▶ FRAGMENTO DEL DOCUMENTO
_ _ _ _

En una frase que suelen recordar sus infrecuentes lectores, Julius Evola afirmó que solamente la meditación permitiría cabalgar al tigre de la época y no ser devorado por él. Hoy más que nunca, en este annus horribilis, tal observación se ha vuelto un axioma. Los poderosos efectos psicofisiológicos de esa práctica milenaria están verificados por la medicina alopática desde mediados del siglo pasado, y su creciente descontextualización cultural y religiosa en Occidente le ha quitado cualquier atisbo de un esoterismo temible para la racionalidad lineal.
Entre los beneficios físicos de la meditación se cuentan el aumento de los niveles de DHEA, una hormona esteroidea que contribuye a disminuir las enfermedades cardiovasculares y neurológicas, modulando las respuestas al estrés, mejorando la memoria, las funciones cognitivas y los ciclos del sueño. El fortalecimiento del sistema inmunológico, la resistencia ante los virus y las enfermedades crónicas, la reducción de la ansiedad, la tensión muscular, los radicales libres y el proceso general de envejecimiento. La ampliación de las funciones pulmonares, la restricción del colesterol y el control del peso. Sus alcances psicológicos incluyen el aumento de la serotonina, la creatividad, la habilidad perceptual, la atención y la concentración, el aprendizaje, la comunicación de los hemisferios cerebrales entre sí, la inteligencia general y específica, la intuición, la vitalidad, la tolerancia ante la adversidad, la productividad, la capacidad de respuesta, la confianza en uno mismo. La meditación purifica el carácter porque ayuda a controlar los pensamientos, las fobias y los miedos. Mejora las relaciones interpersonales, vincula al cuerpo con la mente y enseña a aceptar las cosas como son.
La meditación desagrega, desautomatiza; más que ser, la meditación no es. De ahí un inmenso, inesperado poder: esa su silenciosa condición discreta.

_ _ _ _

▶ EXTRACTO DE DATOS

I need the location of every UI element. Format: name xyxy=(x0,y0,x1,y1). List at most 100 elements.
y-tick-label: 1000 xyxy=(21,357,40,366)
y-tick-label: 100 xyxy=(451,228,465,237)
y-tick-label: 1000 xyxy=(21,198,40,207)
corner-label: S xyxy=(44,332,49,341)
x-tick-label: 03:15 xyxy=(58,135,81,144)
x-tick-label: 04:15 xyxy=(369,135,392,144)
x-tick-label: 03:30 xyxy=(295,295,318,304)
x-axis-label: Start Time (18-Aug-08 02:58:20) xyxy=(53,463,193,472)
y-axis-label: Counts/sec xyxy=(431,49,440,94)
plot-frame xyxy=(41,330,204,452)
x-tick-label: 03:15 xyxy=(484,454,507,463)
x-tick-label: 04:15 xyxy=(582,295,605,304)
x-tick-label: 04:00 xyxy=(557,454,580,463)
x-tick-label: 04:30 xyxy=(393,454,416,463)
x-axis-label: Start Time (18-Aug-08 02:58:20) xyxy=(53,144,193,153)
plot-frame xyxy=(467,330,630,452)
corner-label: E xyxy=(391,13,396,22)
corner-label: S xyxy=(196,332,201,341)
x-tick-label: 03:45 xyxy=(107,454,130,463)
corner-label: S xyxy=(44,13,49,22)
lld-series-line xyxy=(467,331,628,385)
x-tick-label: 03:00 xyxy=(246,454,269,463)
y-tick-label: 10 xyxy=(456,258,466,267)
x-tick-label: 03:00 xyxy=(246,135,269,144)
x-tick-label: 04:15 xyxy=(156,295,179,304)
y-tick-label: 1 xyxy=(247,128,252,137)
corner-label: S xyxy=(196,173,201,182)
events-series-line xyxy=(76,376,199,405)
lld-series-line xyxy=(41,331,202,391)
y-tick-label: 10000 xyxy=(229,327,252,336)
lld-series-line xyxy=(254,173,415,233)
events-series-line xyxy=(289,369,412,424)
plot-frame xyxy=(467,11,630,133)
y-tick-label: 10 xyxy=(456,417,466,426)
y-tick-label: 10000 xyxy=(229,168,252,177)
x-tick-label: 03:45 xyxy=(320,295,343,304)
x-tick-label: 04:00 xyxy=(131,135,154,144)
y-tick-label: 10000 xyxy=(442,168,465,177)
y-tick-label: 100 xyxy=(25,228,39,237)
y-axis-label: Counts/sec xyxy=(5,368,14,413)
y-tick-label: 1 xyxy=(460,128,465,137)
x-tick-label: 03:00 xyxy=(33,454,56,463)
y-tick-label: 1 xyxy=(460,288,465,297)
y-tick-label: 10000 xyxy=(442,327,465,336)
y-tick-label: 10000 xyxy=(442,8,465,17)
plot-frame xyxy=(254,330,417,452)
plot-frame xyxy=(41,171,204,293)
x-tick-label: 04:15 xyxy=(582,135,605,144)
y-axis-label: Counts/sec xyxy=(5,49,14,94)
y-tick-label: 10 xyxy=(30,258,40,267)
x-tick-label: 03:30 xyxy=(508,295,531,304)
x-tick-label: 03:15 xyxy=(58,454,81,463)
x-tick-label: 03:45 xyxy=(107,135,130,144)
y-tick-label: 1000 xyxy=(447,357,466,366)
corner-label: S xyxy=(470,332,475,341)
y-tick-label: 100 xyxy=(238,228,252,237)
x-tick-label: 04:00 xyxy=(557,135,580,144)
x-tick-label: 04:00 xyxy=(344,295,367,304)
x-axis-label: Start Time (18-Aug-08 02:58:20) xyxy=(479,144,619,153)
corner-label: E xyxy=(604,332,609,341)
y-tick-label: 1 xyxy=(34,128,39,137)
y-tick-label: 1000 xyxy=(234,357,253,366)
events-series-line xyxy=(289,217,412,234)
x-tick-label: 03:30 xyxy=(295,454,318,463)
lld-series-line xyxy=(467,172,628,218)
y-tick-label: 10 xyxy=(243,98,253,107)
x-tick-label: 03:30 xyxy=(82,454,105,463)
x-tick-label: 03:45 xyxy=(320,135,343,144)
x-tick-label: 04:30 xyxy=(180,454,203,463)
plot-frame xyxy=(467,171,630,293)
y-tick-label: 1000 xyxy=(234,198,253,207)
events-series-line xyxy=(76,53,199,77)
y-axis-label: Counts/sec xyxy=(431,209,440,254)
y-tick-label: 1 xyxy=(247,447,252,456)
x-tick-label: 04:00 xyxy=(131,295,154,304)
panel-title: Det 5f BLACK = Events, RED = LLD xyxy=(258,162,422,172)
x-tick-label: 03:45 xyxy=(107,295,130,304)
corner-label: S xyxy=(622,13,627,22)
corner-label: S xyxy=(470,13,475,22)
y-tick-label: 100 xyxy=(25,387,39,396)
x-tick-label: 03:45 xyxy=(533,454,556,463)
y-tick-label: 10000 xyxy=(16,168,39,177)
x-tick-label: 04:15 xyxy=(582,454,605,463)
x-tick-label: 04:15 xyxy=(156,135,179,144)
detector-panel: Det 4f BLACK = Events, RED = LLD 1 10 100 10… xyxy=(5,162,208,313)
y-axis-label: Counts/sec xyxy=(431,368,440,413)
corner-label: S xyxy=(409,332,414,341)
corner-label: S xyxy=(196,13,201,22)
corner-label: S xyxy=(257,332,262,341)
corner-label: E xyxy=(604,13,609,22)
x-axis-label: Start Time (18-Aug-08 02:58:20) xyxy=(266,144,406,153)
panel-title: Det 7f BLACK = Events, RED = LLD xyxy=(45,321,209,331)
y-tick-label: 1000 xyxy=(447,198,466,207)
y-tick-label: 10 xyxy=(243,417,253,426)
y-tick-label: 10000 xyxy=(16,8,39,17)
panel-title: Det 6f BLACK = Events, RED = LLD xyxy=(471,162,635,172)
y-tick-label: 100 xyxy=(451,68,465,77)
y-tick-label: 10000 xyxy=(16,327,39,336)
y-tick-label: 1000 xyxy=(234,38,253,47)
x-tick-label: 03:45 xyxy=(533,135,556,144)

_ _ _ _

▶ EJERCICIOS
[a] Según el fragmento sobre la meditación, ¿desde cuándo ha verificado la medicina alopática los efectos de esta práctica?
[b] En el fragmento sobre la meditación, ¿qué cosas dice que la meditación ayuda a controlar en la oración que empieza «La meditación purifica el carácter»? Nómbralas todas.

▶ RESPUESTAS POR TAREA
[a] Desde mediados del siglo pasado.

[b]
- Los pensamientos
- Las fobias
- Los miedos